- _Directions_
Find every line in the listing below that contains the string "lamp" and copy each of those lines in full.
Begin Records provided
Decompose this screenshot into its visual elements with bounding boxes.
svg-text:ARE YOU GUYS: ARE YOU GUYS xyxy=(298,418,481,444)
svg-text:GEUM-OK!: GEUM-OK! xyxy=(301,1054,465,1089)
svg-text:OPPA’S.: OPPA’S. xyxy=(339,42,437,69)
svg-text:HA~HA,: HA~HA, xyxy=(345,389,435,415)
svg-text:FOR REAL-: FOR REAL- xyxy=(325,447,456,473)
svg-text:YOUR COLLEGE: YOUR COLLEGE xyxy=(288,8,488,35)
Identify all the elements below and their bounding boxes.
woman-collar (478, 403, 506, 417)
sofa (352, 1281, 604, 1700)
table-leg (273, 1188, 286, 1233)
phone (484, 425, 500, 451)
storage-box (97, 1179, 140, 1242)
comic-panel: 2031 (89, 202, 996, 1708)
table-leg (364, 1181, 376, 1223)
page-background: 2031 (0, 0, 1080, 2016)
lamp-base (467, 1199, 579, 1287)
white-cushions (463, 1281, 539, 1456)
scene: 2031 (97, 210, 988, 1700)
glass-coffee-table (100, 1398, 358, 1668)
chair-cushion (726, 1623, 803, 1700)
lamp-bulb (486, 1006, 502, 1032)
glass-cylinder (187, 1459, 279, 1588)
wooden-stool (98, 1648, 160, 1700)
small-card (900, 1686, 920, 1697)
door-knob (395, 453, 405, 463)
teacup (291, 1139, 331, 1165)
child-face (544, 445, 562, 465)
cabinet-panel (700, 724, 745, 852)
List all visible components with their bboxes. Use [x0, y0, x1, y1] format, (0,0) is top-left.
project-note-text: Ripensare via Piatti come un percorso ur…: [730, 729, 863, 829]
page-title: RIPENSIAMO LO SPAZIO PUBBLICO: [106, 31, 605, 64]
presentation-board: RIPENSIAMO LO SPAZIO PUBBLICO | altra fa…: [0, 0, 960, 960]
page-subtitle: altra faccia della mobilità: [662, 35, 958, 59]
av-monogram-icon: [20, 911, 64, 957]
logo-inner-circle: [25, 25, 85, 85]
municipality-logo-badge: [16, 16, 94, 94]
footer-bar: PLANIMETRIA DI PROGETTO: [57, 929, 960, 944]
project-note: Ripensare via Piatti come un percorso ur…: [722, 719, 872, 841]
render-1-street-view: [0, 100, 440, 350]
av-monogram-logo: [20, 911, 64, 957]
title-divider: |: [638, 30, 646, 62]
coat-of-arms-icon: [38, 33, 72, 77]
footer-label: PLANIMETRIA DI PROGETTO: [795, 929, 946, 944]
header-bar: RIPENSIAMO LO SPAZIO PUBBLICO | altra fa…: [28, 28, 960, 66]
End Records provided
- _Expected answer_
lamp-base (467, 1199, 579, 1287)
lamp-bulb (486, 1006, 502, 1032)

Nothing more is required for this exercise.